LISTED ENTRIES
-- Begin --

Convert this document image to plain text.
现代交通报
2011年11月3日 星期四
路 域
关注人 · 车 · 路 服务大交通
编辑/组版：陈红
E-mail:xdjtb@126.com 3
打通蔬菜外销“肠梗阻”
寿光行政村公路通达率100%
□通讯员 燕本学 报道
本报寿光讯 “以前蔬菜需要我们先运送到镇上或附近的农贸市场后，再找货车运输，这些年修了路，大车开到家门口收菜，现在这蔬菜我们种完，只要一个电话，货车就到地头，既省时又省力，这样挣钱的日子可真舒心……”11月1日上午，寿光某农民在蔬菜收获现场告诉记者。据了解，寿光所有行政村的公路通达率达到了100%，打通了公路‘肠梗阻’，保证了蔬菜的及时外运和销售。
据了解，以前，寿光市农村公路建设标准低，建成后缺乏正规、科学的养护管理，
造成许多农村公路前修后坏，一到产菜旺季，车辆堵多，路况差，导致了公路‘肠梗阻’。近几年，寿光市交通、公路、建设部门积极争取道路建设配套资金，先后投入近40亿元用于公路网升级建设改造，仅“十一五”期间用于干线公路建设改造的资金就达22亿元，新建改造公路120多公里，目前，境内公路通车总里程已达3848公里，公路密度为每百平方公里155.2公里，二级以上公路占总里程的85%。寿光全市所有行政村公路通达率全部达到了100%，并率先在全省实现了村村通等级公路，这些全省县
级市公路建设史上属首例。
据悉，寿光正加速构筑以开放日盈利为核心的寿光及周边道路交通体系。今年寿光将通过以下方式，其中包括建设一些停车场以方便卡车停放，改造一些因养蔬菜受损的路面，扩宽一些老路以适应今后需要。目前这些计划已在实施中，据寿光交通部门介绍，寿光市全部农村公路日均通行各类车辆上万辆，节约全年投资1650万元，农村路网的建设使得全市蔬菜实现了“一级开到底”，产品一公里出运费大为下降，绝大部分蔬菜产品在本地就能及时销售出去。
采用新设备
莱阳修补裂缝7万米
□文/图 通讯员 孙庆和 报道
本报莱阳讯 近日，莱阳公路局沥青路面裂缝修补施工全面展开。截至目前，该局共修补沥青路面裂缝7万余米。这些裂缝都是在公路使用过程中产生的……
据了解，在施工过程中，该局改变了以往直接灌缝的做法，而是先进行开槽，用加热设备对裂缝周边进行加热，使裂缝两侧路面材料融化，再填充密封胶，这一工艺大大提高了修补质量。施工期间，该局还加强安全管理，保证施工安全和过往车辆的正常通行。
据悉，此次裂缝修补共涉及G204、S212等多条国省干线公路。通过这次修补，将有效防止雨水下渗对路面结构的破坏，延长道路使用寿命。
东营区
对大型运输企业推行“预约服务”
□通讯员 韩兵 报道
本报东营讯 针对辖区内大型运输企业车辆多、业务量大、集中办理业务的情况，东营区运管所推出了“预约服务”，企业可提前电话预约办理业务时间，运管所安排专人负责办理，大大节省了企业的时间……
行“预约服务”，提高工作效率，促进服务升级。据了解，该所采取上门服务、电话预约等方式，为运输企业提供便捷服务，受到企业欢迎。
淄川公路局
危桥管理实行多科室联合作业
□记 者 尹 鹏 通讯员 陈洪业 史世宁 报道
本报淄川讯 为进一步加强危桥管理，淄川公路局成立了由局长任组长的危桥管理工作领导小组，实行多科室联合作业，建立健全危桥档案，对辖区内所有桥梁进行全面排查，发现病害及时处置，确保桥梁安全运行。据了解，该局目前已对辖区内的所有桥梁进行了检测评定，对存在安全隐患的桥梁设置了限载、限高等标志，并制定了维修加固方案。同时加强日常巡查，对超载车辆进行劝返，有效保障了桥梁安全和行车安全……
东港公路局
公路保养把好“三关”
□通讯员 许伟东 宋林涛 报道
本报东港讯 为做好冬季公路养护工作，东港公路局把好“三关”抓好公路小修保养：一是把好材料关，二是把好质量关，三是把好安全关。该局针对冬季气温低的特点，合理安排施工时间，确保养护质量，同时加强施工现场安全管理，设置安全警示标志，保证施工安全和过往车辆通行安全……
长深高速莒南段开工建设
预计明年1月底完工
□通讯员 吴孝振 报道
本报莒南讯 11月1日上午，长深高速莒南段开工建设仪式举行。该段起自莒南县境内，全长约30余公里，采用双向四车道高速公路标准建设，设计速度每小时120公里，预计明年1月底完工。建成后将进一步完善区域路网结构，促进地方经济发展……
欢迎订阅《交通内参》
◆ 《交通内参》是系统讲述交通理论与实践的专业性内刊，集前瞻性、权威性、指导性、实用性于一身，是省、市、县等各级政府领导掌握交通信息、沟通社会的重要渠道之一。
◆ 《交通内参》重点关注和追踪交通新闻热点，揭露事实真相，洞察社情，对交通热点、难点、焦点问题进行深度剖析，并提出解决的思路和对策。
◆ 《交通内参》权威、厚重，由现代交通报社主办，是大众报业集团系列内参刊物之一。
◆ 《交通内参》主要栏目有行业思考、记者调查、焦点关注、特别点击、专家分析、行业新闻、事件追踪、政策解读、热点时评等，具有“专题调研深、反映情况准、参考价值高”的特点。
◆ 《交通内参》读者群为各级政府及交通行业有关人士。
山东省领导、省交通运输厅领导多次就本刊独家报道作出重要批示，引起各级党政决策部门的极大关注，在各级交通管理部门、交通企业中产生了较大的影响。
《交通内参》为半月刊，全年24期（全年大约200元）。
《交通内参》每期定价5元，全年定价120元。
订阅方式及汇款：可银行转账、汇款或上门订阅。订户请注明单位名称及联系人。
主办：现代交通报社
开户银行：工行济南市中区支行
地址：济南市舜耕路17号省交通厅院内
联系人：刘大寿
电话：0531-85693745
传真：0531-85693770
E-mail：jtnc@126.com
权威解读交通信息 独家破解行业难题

-- End --

TASK TO COMPLETE
Note each line of the entries that has "mail" in it, and copy those lines.

ANSWER TO THE EXERCISE
E-mail:xdjtb@126.com 3
E-mail：jtnc@126.com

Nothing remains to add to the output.